Directeur Schippers van het wetenschappelijk instituut voor de SGP reageerde scherp op die aantijging door de menselijke verantwoordelijkheid te benadrukken (RD 22-6), waarna Bakker weer reageerde (RD 28-6), evenals dr. De Korne (RD 30-6). Laatstgenoemde is het met Bakker eens maar stelt wel dat hij geen expert is. Hij noemt Bakkers artikel „een prima aanleiding voor een meer inhoudelijke discussie over klimaatfeiten.” Deze zin heeft mij ertoe verleid deze bijdrage te schrijven. Er zijn in elk geval vijf feiten waarover binnen het klimaatonderzoek algemene consensus bestaat.
Aarde warmer
1. De gemiddelde wereldtemperatuur is van het begin van de industriële revolutie tot 2015 met circa 1,1 graden Celsius gestegen en in Noordwest-Europa met circa 1,5 graden. Die trendaanduiding is bekritiseerd omdat de bewoonde omgeving de temperatuurmetingen in het veld sterk zou beïnvloeden (het zogenaamde ”stedelijk hitte-eilandeffect”). Het zou niet meer dan 0,4 tot 0,8 graden zijn.

-- VERSTREKTE GEGEVENS --
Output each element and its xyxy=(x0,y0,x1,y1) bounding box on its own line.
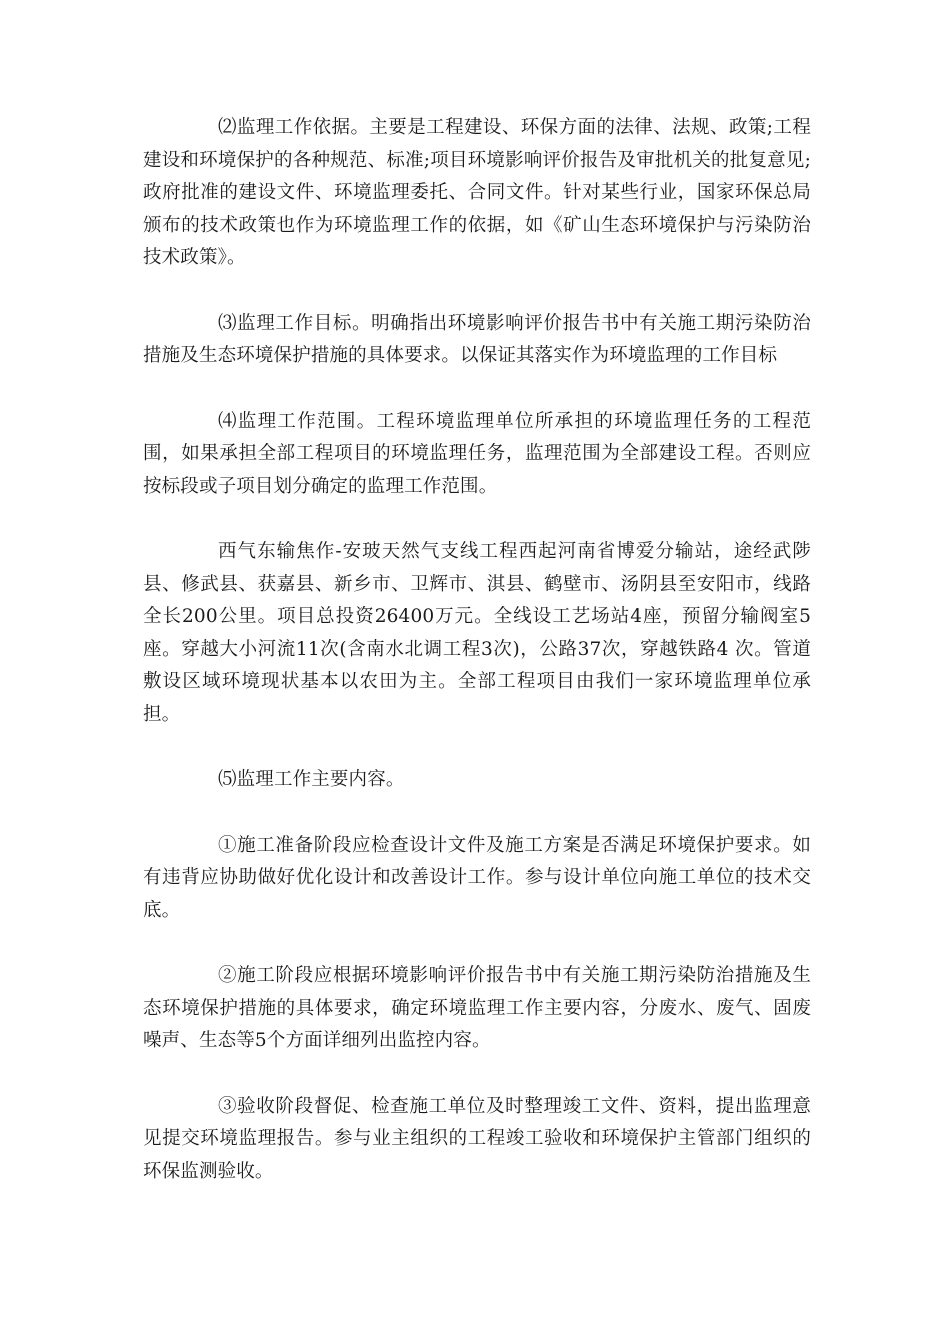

-- OPGAVE 1 --
Beantwoord de volgende vragen over het tekstfragment:
(a) Welke verwijzing staat tussen haakjes achter de reactie van dr. De Korne?
(b) Over hoeveel feiten bestaat binnen het klimaatonderzoek algemene consensus?
(c) Met hoeveel graden Celsius is de temperatuur in Noordwest-Europa gestegen van het begin van de industriële revolutie tot 2015?
-- OPGAVE 2 --
Werk het tekstfragment bij: neem alles van "Aarde warmer" tot en met "0,8 graden zijn." over en vervang daarin "Noordwest-Europa" door "West-Europa".

-- VOLLEDIGE UITWERKING 1 --
(a) RD 30-6
(b) Vijf
(c) Met circa 1,5 graden Celsius

-- VOLLEDIGE UITWERKING 2 --
Aarde warmer
1. De gemiddelde wereldtemperatuur is van het begin van de industriële revolutie tot 2015 met circa 1,1 graden Celsius gestegen en in West-Europa met circa 1,5 graden. Die trendaanduiding is bekritiseerd omdat de bewoonde omgeving de temperatuurmetingen in het veld sterk zou beïnvloeden (het zogenaamde ”stedelijk hitte-eilandeffect”). Het zou niet meer dan 0,4 tot 0,8 graden zijn.